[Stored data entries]
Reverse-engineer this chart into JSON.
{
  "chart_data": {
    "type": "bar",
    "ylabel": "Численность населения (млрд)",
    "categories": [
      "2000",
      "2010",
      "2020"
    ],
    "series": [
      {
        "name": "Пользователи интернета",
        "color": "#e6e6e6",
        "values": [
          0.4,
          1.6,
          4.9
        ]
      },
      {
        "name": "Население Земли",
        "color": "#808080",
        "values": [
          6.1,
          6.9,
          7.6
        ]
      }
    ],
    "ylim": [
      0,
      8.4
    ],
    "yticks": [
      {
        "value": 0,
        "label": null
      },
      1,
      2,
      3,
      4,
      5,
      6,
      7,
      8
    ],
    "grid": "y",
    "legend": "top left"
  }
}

Problem requirements:
Every line in the data that holds "name" should be copied out.

Response to this task:
        "name": "Пользователи интернета",
        "name": "Население Земли",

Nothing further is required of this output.